▶ **Objective**
Pull every line with the word "name" out of the entries below.

▶ **Listing**
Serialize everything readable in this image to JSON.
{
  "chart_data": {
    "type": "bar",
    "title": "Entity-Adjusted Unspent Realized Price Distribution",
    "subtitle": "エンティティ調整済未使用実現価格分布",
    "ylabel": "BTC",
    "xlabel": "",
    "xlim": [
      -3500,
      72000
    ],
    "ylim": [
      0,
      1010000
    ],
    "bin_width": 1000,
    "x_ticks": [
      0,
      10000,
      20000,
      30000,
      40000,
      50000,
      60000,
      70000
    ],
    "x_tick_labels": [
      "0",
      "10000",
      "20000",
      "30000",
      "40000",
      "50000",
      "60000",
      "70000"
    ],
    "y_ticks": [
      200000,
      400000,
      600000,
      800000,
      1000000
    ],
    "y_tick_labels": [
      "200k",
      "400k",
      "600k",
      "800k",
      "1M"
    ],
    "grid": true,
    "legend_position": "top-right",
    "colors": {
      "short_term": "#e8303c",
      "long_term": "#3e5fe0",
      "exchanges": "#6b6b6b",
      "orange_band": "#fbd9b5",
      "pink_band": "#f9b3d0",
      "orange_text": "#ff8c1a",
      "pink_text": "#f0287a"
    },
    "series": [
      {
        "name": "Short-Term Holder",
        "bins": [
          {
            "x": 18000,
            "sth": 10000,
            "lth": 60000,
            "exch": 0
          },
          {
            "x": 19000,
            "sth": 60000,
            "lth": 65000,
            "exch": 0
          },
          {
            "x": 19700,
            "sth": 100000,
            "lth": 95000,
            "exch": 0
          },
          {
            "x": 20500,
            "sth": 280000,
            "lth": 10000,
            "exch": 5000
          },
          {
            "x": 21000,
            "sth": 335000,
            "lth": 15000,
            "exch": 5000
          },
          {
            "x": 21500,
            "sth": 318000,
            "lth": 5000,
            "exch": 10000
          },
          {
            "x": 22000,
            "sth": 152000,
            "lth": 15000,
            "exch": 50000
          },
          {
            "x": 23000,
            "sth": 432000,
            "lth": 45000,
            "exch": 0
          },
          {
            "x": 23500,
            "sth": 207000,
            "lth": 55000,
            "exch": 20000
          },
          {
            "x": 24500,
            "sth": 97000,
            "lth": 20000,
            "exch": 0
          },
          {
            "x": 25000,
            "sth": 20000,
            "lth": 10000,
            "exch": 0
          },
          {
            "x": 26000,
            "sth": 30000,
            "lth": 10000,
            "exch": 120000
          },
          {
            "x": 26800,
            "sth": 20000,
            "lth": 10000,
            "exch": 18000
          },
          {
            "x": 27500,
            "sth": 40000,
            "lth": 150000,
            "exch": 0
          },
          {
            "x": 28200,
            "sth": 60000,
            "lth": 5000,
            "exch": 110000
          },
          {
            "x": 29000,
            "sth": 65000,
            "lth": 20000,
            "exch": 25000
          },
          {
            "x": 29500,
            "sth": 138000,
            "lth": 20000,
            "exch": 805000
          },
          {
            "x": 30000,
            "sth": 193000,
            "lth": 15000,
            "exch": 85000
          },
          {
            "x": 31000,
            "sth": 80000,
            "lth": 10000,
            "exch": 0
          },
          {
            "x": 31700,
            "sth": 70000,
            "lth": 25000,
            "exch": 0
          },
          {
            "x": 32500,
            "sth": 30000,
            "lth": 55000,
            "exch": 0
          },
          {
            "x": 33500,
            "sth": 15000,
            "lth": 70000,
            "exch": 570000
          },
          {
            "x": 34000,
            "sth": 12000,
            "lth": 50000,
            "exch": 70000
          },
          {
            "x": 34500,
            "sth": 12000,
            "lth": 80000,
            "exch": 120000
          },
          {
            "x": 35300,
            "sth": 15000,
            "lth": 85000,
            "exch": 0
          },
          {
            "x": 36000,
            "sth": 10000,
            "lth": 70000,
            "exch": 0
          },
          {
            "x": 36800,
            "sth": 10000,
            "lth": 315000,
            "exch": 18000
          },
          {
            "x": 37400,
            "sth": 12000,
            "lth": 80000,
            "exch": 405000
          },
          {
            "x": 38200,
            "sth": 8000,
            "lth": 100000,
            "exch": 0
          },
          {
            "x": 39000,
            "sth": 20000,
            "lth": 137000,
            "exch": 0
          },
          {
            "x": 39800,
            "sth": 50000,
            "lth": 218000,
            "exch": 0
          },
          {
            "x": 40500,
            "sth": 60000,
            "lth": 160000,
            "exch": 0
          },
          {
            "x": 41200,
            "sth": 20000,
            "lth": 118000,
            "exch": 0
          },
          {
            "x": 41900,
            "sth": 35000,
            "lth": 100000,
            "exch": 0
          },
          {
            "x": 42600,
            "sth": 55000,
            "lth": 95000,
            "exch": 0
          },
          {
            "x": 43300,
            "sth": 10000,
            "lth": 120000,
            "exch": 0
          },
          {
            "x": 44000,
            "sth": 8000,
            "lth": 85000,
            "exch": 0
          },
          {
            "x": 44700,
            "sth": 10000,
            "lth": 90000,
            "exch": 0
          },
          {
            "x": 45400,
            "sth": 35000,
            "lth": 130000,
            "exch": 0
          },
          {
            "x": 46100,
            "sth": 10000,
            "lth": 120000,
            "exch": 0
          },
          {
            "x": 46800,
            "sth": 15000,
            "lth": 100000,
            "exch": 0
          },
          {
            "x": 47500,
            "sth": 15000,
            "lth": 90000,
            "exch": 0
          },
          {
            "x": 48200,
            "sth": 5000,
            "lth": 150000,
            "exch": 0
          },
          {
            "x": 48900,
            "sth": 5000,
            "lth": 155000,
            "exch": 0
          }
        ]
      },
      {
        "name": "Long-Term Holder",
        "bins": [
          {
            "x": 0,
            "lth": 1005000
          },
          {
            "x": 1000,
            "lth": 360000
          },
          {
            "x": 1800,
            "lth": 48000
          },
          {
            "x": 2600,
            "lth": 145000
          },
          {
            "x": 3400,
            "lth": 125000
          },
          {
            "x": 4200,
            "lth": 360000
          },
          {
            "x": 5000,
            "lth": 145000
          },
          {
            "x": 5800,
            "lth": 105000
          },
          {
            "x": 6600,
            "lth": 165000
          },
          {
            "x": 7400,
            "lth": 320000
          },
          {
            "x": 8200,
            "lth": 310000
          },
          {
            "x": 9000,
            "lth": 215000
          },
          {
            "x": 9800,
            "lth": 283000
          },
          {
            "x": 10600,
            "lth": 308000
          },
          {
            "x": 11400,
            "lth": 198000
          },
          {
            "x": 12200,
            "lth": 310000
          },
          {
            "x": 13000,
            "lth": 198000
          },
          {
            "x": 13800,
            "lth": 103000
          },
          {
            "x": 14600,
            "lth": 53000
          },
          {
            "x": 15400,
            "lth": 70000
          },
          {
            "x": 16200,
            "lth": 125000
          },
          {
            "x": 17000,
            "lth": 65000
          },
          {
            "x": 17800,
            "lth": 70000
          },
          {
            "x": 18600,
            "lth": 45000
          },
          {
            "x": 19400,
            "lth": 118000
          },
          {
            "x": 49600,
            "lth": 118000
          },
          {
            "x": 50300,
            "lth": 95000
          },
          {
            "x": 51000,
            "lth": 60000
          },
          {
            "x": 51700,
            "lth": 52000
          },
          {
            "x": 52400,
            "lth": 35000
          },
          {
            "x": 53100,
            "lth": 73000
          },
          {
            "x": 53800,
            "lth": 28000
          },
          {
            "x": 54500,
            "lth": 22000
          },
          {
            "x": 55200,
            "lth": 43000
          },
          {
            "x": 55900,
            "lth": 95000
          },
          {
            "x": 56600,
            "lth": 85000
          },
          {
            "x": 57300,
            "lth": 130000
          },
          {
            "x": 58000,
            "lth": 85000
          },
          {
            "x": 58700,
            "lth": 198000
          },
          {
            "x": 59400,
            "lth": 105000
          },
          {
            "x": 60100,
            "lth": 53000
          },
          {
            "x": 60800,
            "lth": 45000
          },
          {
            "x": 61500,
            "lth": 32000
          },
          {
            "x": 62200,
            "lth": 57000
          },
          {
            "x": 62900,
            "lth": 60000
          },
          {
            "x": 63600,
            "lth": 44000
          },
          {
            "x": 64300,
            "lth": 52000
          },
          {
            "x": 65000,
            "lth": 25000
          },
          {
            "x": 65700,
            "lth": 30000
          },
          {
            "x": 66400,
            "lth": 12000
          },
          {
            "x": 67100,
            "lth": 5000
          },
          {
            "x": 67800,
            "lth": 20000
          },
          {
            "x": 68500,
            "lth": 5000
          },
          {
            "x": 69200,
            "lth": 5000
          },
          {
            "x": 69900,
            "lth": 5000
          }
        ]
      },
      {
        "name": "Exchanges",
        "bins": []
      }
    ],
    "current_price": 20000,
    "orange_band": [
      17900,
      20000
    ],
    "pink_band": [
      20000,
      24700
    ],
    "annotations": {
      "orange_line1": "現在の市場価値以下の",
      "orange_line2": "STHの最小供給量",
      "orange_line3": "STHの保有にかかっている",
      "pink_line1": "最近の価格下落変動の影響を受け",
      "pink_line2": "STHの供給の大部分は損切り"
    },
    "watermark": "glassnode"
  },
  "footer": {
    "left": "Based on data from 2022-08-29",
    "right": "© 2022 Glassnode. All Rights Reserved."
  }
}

▶ **Final result**
        "name": "Short-Term Holder",
        "name": "Long-Term Holder",
        "name": "Exchanges",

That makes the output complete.